-- start Dataset --
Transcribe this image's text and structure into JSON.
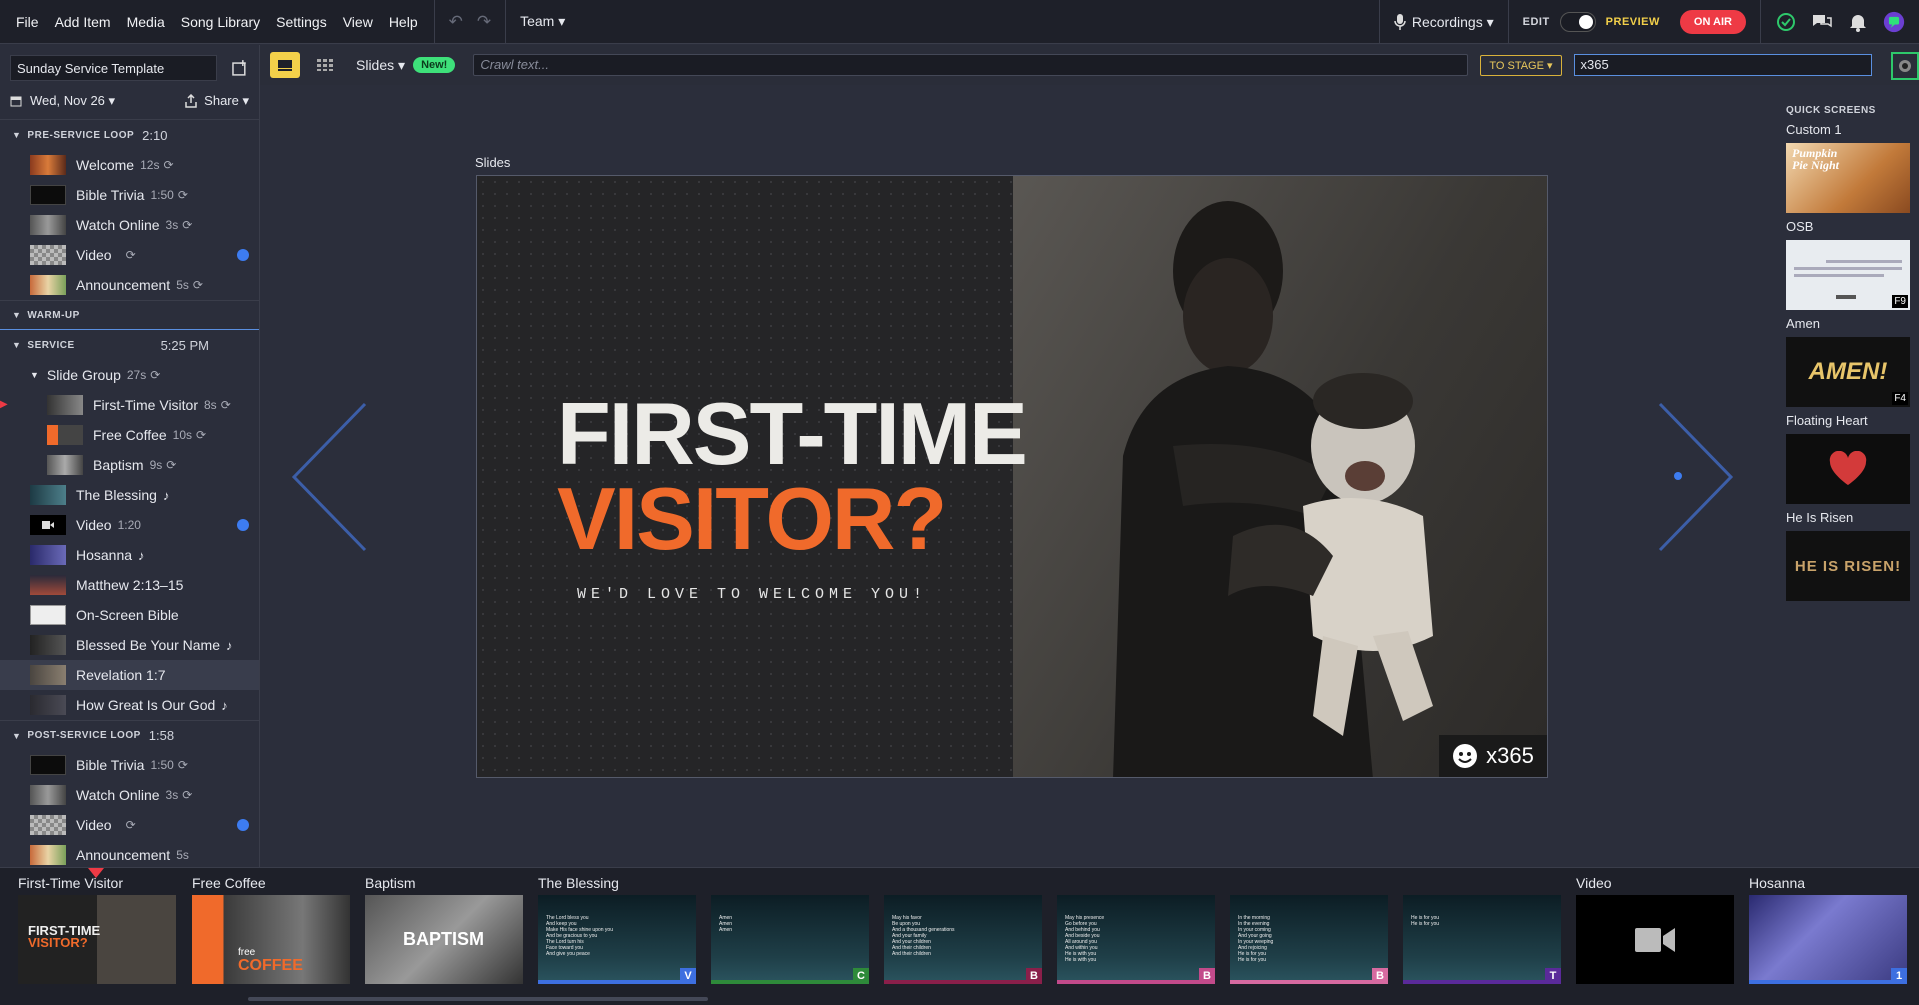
{
  "menu": [
    "File",
    "Add Item",
    "Media",
    "Song Library",
    "Settings",
    "View",
    "Help"
  ],
  "team": "Team ▾",
  "recordings": "Recordings ▾",
  "edit_label": "EDIT",
  "preview_label": "PREVIEW",
  "on_air": "ON AIR",
  "template_name": "Sunday Service Template",
  "date": "Wed, Nov 26 ▾",
  "share": "Share ▾",
  "slides_dd": "Slides ▾",
  "new_badge": "New!",
  "crawl_placeholder": "Crawl text...",
  "to_stage": "TO STAGE ▾",
  "stage_value": "x365",
  "stage_title": "Slides",
  "slide": {
    "line1": "FIRST-TIME",
    "line2": "VISITOR?",
    "line3": "WE'D LOVE TO WELCOME YOU!",
    "badge": "x365"
  },
  "sections": [
    {
      "name": "PRE-SERVICE LOOP",
      "dur": "2:10"
    },
    {
      "name": "WARM-UP",
      "dur": ""
    },
    {
      "name": "SERVICE",
      "dur": "5:25 PM"
    },
    {
      "name": "POST-SERVICE LOOP",
      "dur": "1:58"
    }
  ],
  "pre_items": [
    {
      "label": "Welcome",
      "meta": "12s"
    },
    {
      "label": "Bible Trivia",
      "meta": "1:50"
    },
    {
      "label": "Watch Online",
      "meta": "3s"
    },
    {
      "label": "Video",
      "meta": ""
    },
    {
      "label": "Announcement",
      "meta": "5s"
    }
  ],
  "service_items": [
    {
      "label": "Slide Group",
      "meta": "27s"
    },
    {
      "label": "First-Time Visitor",
      "meta": "8s"
    },
    {
      "label": "Free Coffee",
      "meta": "10s"
    },
    {
      "label": "Baptism",
      "meta": "9s"
    },
    {
      "label": "The Blessing",
      "meta": ""
    },
    {
      "label": "Video",
      "meta": "1:20"
    },
    {
      "label": "Hosanna",
      "meta": ""
    },
    {
      "label": "Matthew 2:13–15",
      "meta": ""
    },
    {
      "label": "On-Screen Bible",
      "meta": ""
    },
    {
      "label": "Blessed Be Your Name",
      "meta": ""
    },
    {
      "label": "Revelation 1:7",
      "meta": ""
    },
    {
      "label": "How Great Is Our God",
      "meta": ""
    }
  ],
  "post_items": [
    {
      "label": "Bible Trivia",
      "meta": "1:50"
    },
    {
      "label": "Watch Online",
      "meta": "3s"
    },
    {
      "label": "Video",
      "meta": ""
    },
    {
      "label": "Announcement",
      "meta": "5s"
    }
  ],
  "quick": {
    "title": "QUICK SCREENS",
    "items": [
      {
        "label": "Custom 1",
        "text": "Pumpkin Pie Night",
        "key": ""
      },
      {
        "label": "OSB",
        "text": "",
        "key": "F9"
      },
      {
        "label": "Amen",
        "text": "AMEN!",
        "key": "F4"
      },
      {
        "label": "Floating Heart",
        "text": "",
        "key": ""
      },
      {
        "label": "He Is Risen",
        "text": "HE IS RISEN!",
        "key": ""
      }
    ]
  },
  "strip": {
    "labels": [
      "First-Time Visitor",
      "Free Coffee",
      "Baptism",
      "The Blessing",
      "Video",
      "Hosanna"
    ],
    "thumb_text": {
      "ftv1": "FIRST-TIME",
      "ftv2": "VISITOR?",
      "coffee1": "free",
      "coffee2": "COFFEE",
      "baptism": "BAPTISM"
    },
    "blessing_letters": [
      "V",
      "C",
      "B",
      "B",
      "B",
      "T"
    ],
    "hosanna_letter": "1",
    "lyrics": [
      "The Lord bless you\nAnd keep you\nMake His face shine upon you\nAnd be gracious to you\nThe Lord turn his\nFace toward you\nAnd give you peace",
      "Amen\nAmen\nAmen",
      "May his favor\nBe upon you\nAnd a thousand generations\nAnd your family\nAnd your children\nAnd their children\nAnd their children",
      "May his presence\nGo before you\nAnd behind you\nAnd beside you\nAll around you\nAnd within you\nHe is with you\nHe is with you",
      "In the morning\nIn the evening\nIn your coming\nAnd your going\nIn your weeping\nAnd rejoicing\nHe is for you\nHe is for you",
      "He is for you\nHe is for you"
    ]
  }
}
-- end Dataset --
◆ Exercise brief
Reproduce the entries above word for word. Pictures stay out.

◆ Answer to the task
Transcribe this image's text and structure into JSON.
{
  "menu": [
    "File",
    "Add Item",
    "Media",
    "Song Library",
    "Settings",
    "View",
    "Help"
  ],
  "team": "Team ▾",
  "recordings": "Recordings ▾",
  "edit_label": "EDIT",
  "preview_label": "PREVIEW",
  "on_air": "ON AIR",
  "template_name": "Sunday Service Template",
  "date": "Wed, Nov 26 ▾",
  "share": "Share ▾",
  "slides_dd": "Slides ▾",
  "new_badge": "New!",
  "crawl_placeholder": "Crawl text...",
  "to_stage": "TO STAGE ▾",
  "stage_value": "x365",
  "stage_title": "Slides",
  "slide": {
    "line1": "FIRST-TIME",
    "line2": "VISITOR?",
    "line3": "WE'D LOVE TO WELCOME YOU!",
    "badge": "x365"
  },
  "sections": [
    {
      "name": "PRE-SERVICE LOOP",
      "dur": "2:10"
    },
    {
      "name": "WARM-UP",
      "dur": ""
    },
    {
      "name": "SERVICE",
      "dur": "5:25 PM"
    },
    {
      "name": "POST-SERVICE LOOP",
      "dur": "1:58"
    }
  ],
  "pre_items": [
    {
      "label": "Welcome",
      "meta": "12s"
    },
    {
      "label": "Bible Trivia",
      "meta": "1:50"
    },
    {
      "label": "Watch Online",
      "meta": "3s"
    },
    {
      "label": "Video",
      "meta": ""
    },
    {
      "label": "Announcement",
      "meta": "5s"
    }
  ],
  "service_items": [
    {
      "label": "Slide Group",
      "meta": "27s"
    },
    {
      "label": "First-Time Visitor",
      "meta": "8s"
    },
    {
      "label": "Free Coffee",
      "meta": "10s"
    },
    {
      "label": "Baptism",
      "meta": "9s"
    },
    {
      "label": "The Blessing",
      "meta": ""
    },
    {
      "label": "Video",
      "meta": "1:20"
    },
    {
      "label": "Hosanna",
      "meta": ""
    },
    {
      "label": "Matthew 2:13–15",
      "meta": ""
    },
    {
      "label": "On-Screen Bible",
      "meta": ""
    },
    {
      "label": "Blessed Be Your Name",
      "meta": ""
    },
    {
      "label": "Revelation 1:7",
      "meta": ""
    },
    {
      "label": "How Great Is Our God",
      "meta": ""
    }
  ],
  "post_items": [
    {
      "label": "Bible Trivia",
      "meta": "1:50"
    },
    {
      "label": "Watch Online",
      "meta": "3s"
    },
    {
      "label": "Video",
      "meta": ""
    },
    {
      "label": "Announcement",
      "meta": "5s"
    }
  ],
  "quick": {
    "title": "QUICK SCREENS",
    "items": [
      {
        "label": "Custom 1",
        "text": "Pumpkin Pie Night",
        "key": ""
      },
      {
        "label": "OSB",
        "text": "",
        "key": "F9"
      },
      {
        "label": "Amen",
        "text": "AMEN!",
        "key": "F4"
      },
      {
        "label": "Floating Heart",
        "text": "",
        "key": ""
      },
      {
        "label": "He Is Risen",
        "text": "HE IS RISEN!",
        "key": ""
      }
    ]
  },
  "strip": {
    "labels": [
      "First-Time Visitor",
      "Free Coffee",
      "Baptism",
      "The Blessing",
      "Video",
      "Hosanna"
    ],
    "thumb_text": {
      "ftv1": "FIRST-TIME",
      "ftv2": "VISITOR?",
      "coffee1": "free",
      "coffee2": "COFFEE",
      "baptism": "BAPTISM"
    },
    "blessing_letters": [
      "V",
      "C",
      "B",
      "B",
      "B",
      "T"
    ],
    "hosanna_letter": "1",
    "lyrics": [
      "The Lord bless you\nAnd keep you\nMake His face shine upon you\nAnd be gracious to you\nThe Lord turn his\nFace toward you\nAnd give you peace",
      "Amen\nAmen\nAmen",
      "May his favor\nBe upon you\nAnd a thousand generations\nAnd your family\nAnd your children\nAnd their children\nAnd their children",
      "May his presence\nGo before you\nAnd behind you\nAnd beside you\nAll around you\nAnd within you\nHe is with you\nHe is with you",
      "In the morning\nIn the evening\nIn your coming\nAnd your going\nIn your weeping\nAnd rejoicing\nHe is for you\nHe is for you",
      "He is for you\nHe is for you"
    ]
  }
}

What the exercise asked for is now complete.